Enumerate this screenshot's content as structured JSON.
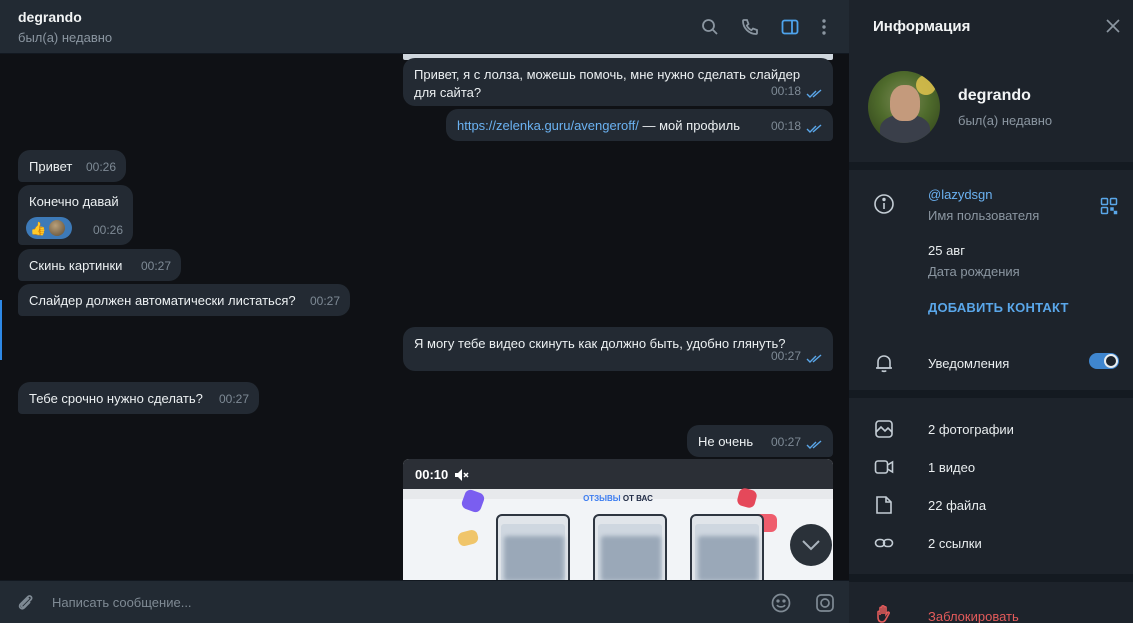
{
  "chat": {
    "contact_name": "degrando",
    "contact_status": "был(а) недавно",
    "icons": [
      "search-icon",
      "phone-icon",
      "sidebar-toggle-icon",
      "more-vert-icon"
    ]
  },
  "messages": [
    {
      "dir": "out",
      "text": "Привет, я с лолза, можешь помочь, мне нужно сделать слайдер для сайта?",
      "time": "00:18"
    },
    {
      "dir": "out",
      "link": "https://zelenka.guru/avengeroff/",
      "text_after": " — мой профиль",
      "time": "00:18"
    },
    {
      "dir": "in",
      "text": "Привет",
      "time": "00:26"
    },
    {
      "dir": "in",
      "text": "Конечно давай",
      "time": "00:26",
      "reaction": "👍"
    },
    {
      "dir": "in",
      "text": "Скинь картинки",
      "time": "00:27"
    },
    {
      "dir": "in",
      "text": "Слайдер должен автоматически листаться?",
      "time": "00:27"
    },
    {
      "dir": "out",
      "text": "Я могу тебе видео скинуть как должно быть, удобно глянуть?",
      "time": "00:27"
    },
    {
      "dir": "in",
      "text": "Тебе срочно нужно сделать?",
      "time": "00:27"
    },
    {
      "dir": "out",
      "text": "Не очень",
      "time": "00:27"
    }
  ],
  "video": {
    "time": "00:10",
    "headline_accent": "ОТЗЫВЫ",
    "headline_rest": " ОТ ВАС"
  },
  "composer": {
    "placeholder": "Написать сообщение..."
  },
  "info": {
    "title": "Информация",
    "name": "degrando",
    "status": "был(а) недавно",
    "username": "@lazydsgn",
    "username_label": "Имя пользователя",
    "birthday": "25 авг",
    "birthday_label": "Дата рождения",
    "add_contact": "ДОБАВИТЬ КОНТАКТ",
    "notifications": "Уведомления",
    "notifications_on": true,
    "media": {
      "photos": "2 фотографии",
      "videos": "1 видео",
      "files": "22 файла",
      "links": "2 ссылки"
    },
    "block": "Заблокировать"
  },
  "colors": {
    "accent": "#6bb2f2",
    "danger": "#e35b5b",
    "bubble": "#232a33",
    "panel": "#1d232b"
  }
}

■ Job: Pictures in the records must not appear in the copy; transcribe everything else precisely.

■ Solution to this exercise:
Enumerate this screenshot's content as structured JSON.
{
  "chat": {
    "contact_name": "degrando",
    "contact_status": "был(а) недавно",
    "icons": [
      "search-icon",
      "phone-icon",
      "sidebar-toggle-icon",
      "more-vert-icon"
    ]
  },
  "messages": [
    {
      "dir": "out",
      "text": "Привет, я с лолза, можешь помочь, мне нужно сделать слайдер для сайта?",
      "time": "00:18"
    },
    {
      "dir": "out",
      "link": "https://zelenka.guru/avengeroff/",
      "text_after": " — мой профиль",
      "time": "00:18"
    },
    {
      "dir": "in",
      "text": "Привет",
      "time": "00:26"
    },
    {
      "dir": "in",
      "text": "Конечно давай",
      "time": "00:26",
      "reaction": "👍"
    },
    {
      "dir": "in",
      "text": "Скинь картинки",
      "time": "00:27"
    },
    {
      "dir": "in",
      "text": "Слайдер должен автоматически листаться?",
      "time": "00:27"
    },
    {
      "dir": "out",
      "text": "Я могу тебе видео скинуть как должно быть, удобно глянуть?",
      "time": "00:27"
    },
    {
      "dir": "in",
      "text": "Тебе срочно нужно сделать?",
      "time": "00:27"
    },
    {
      "dir": "out",
      "text": "Не очень",
      "time": "00:27"
    }
  ],
  "video": {
    "time": "00:10",
    "headline_accent": "ОТЗЫВЫ",
    "headline_rest": " ОТ ВАС"
  },
  "composer": {
    "placeholder": "Написать сообщение..."
  },
  "info": {
    "title": "Информация",
    "name": "degrando",
    "status": "был(а) недавно",
    "username": "@lazydsgn",
    "username_label": "Имя пользователя",
    "birthday": "25 авг",
    "birthday_label": "Дата рождения",
    "add_contact": "ДОБАВИТЬ КОНТАКТ",
    "notifications": "Уведомления",
    "notifications_on": true,
    "media": {
      "photos": "2 фотографии",
      "videos": "1 видео",
      "files": "22 файла",
      "links": "2 ссылки"
    },
    "block": "Заблокировать"
  },
  "colors": {
    "accent": "#6bb2f2",
    "danger": "#e35b5b",
    "bubble": "#232a33",
    "panel": "#1d232b"
  }
}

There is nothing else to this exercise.